[START OF Listing]

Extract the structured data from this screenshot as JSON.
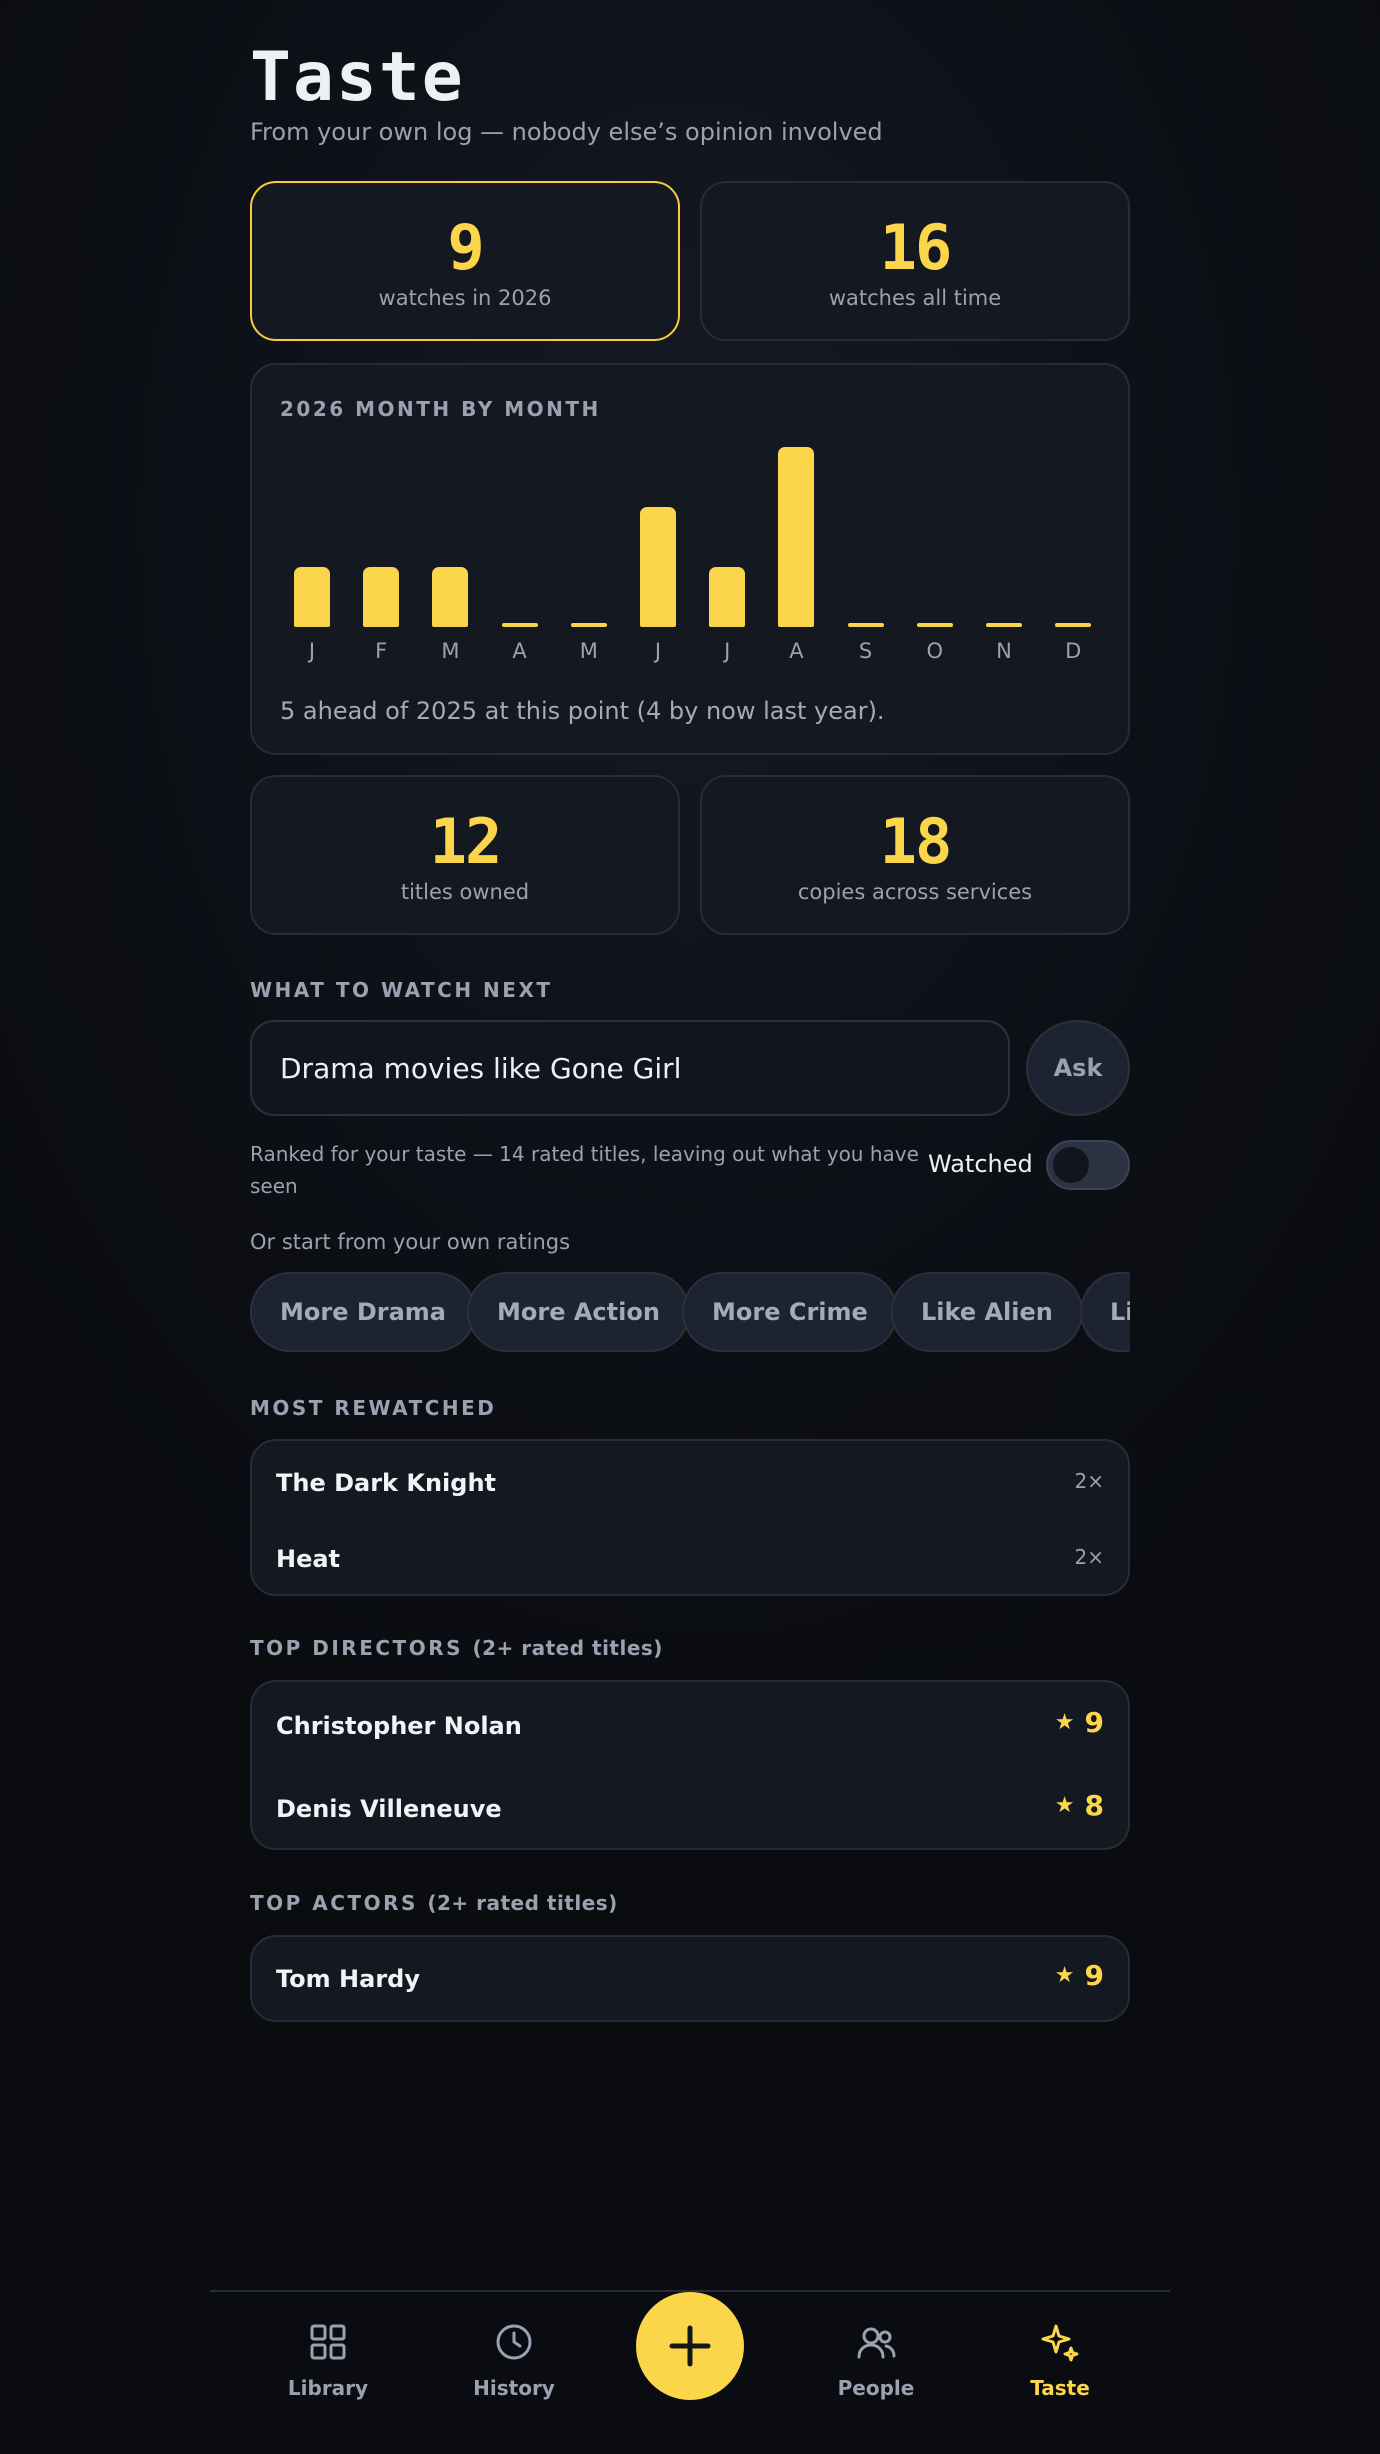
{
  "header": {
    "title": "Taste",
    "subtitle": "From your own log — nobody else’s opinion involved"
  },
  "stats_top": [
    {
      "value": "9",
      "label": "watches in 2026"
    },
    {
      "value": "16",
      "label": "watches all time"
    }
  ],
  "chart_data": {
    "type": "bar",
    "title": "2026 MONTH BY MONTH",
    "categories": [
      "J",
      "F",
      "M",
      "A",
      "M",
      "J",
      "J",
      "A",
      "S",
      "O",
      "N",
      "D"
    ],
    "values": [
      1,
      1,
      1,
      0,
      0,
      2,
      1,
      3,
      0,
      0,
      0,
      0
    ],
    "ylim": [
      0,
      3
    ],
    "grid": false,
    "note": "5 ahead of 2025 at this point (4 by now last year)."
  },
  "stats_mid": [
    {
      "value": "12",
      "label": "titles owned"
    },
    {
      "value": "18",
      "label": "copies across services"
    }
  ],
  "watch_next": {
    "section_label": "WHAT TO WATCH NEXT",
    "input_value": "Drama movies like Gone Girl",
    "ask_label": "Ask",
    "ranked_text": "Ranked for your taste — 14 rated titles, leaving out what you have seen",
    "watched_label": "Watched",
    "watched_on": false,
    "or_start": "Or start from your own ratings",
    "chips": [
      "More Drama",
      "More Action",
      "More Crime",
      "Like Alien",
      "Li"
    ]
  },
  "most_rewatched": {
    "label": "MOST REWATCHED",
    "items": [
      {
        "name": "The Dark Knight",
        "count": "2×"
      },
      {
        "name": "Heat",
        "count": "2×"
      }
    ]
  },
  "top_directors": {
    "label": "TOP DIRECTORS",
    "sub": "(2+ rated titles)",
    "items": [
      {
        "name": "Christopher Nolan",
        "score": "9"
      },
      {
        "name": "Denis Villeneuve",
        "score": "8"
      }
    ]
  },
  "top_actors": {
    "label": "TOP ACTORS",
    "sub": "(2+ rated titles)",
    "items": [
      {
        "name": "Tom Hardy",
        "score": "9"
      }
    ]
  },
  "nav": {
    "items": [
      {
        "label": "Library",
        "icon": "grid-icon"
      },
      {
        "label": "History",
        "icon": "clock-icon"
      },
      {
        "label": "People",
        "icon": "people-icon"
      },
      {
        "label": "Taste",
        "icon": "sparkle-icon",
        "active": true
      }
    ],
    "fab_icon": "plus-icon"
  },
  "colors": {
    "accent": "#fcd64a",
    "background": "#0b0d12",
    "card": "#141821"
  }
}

[END OF Listing]

## [Aim]
Print all of the records shown above exactly, leaving out each picture.

## [Exercise response]
Extract the structured data from this screenshot as JSON.
{
  "header": {
    "title": "Taste",
    "subtitle": "From your own log — nobody else’s opinion involved"
  },
  "stats_top": [
    {
      "value": "9",
      "label": "watches in 2026"
    },
    {
      "value": "16",
      "label": "watches all time"
    }
  ],
  "chart_data": {
    "type": "bar",
    "title": "2026 MONTH BY MONTH",
    "categories": [
      "J",
      "F",
      "M",
      "A",
      "M",
      "J",
      "J",
      "A",
      "S",
      "O",
      "N",
      "D"
    ],
    "values": [
      1,
      1,
      1,
      0,
      0,
      2,
      1,
      3,
      0,
      0,
      0,
      0
    ],
    "ylim": [
      0,
      3
    ],
    "grid": false,
    "note": "5 ahead of 2025 at this point (4 by now last year)."
  },
  "stats_mid": [
    {
      "value": "12",
      "label": "titles owned"
    },
    {
      "value": "18",
      "label": "copies across services"
    }
  ],
  "watch_next": {
    "section_label": "WHAT TO WATCH NEXT",
    "input_value": "Drama movies like Gone Girl",
    "ask_label": "Ask",
    "ranked_text": "Ranked for your taste — 14 rated titles, leaving out what you have seen",
    "watched_label": "Watched",
    "watched_on": false,
    "or_start": "Or start from your own ratings",
    "chips": [
      "More Drama",
      "More Action",
      "More Crime",
      "Like Alien",
      "Li"
    ]
  },
  "most_rewatched": {
    "label": "MOST REWATCHED",
    "items": [
      {
        "name": "The Dark Knight",
        "count": "2×"
      },
      {
        "name": "Heat",
        "count": "2×"
      }
    ]
  },
  "top_directors": {
    "label": "TOP DIRECTORS",
    "sub": "(2+ rated titles)",
    "items": [
      {
        "name": "Christopher Nolan",
        "score": "9"
      },
      {
        "name": "Denis Villeneuve",
        "score": "8"
      }
    ]
  },
  "top_actors": {
    "label": "TOP ACTORS",
    "sub": "(2+ rated titles)",
    "items": [
      {
        "name": "Tom Hardy",
        "score": "9"
      }
    ]
  },
  "nav": {
    "items": [
      {
        "label": "Library",
        "icon": "grid-icon"
      },
      {
        "label": "History",
        "icon": "clock-icon"
      },
      {
        "label": "People",
        "icon": "people-icon"
      },
      {
        "label": "Taste",
        "icon": "sparkle-icon",
        "active": true
      }
    ],
    "fab_icon": "plus-icon"
  },
  "colors": {
    "accent": "#fcd64a",
    "background": "#0b0d12",
    "card": "#141821"
  }
}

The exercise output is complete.